» Task: Your task is to filter the data below down to the lines holding "text".

» Data for this task:
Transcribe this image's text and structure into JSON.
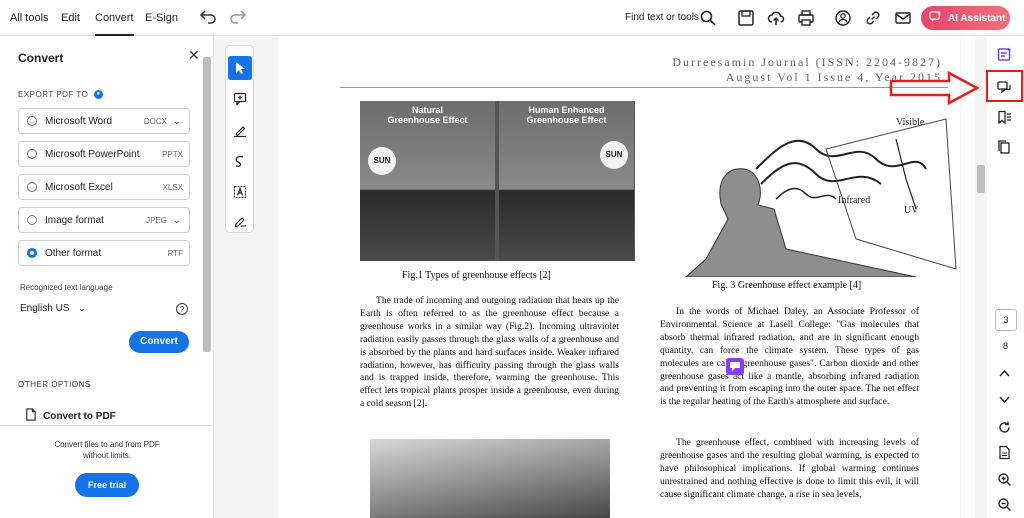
{
  "topbar": {
    "menus": [
      "All tools",
      "Edit",
      "Convert",
      "E-Sign"
    ],
    "find_text": "Find text or tools",
    "ai_label": "AI Assistant"
  },
  "left_panel": {
    "title": "Convert",
    "export_label": "EXPORT PDF TO",
    "formats": [
      {
        "label": "Microsoft Word",
        "ext": "DOCX",
        "selected": false,
        "has_dropdown": true
      },
      {
        "label": "Microsoft PowerPoint",
        "ext": "PPTX",
        "selected": false,
        "has_dropdown": false
      },
      {
        "label": "Microsoft Excel",
        "ext": "XLSX",
        "selected": false,
        "has_dropdown": false
      },
      {
        "label": "Image format",
        "ext": "JPEG",
        "selected": false,
        "has_dropdown": true
      },
      {
        "label": "Other format",
        "ext": "RTF",
        "selected": true,
        "has_dropdown": false
      }
    ],
    "language_label": "Recognized text language",
    "language_value": "English US",
    "convert_button": "Convert",
    "other_options_label": "OTHER OPTIONS",
    "convert_to_pdf": "Convert to PDF",
    "promo_line1": "Convert files to and from PDF",
    "promo_line2": "without limits.",
    "free_trial": "Free trial"
  },
  "document": {
    "journal_line1": "Durreesamin Journal (ISSN: 2204-9827)",
    "journal_line2": "August Vol 1 Issue 4, Year 2015",
    "fig1_left_title_1": "Natural",
    "fig1_left_title_2": "Greenhouse Effect",
    "fig1_right_title_1": "Human Enhanced",
    "fig1_right_title_2": "Greenhouse Effect",
    "sun": "SUN",
    "fig1_caption": "Fig.1 Types of greenhouse effects [2]",
    "fig3_caption": "Fig. 3 Greenhouse effect example [4]",
    "fig3_visible": "Visible",
    "fig3_infrared": "Infrared",
    "fig3_uv": "UV",
    "left_paragraph": "The trade of incoming and outgoing radiation that heats up the Earth is often referred to as the greenhouse effect because a greenhouse works in a similar way (Fig.2). Incoming ultraviolet radiation easily passes through the glass walls of a greenhouse and is absorbed by the plants and hard surfaces inside. Weaker infrared radiation, however, has difficulty passing through the glass walls and is trapped inside, therefore, warming the greenhouse. This effect lets tropical plants prosper inside a greenhouse, even during a cold season [2].",
    "right_paragraph_1": "In the words of Michael Daley, an Associate Professor of Environmental Science at Lasell College: \"Gas molecules that absorb thermal infrared radiation, and are in significant enough quantity, can force the climate system. These types of gas molecules are called greenhouse gases\". Carbon dioxide and other greenhouse gases act like a mantle, absorbing infrared radiation and preventing it from escaping into the outer space. The net effect is the regular heating of the Earth's atmosphere and surface.",
    "right_paragraph_2": "The greenhouse effect, combined with increasing levels of greenhouse gases and the resulting global warming, is expected to have philosophical implications. If global warming continues unrestrained and nothing effective is done to limit this evil, it will cause significant climate change, a rise in sea levels,"
  },
  "right_rail": {
    "current_page": "3",
    "total_pages": "8"
  },
  "colors": {
    "accent": "#1473e6",
    "ai_gradient_start": "#e8456b",
    "annotation_red": "#e02020",
    "comment_purple": "#8a3ffc"
  }
}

» Response for this exercise:
Transcribe this image's text and structure into JSON.
    "find_text": "Find text or tools",
    "language_label": "Recognized text language",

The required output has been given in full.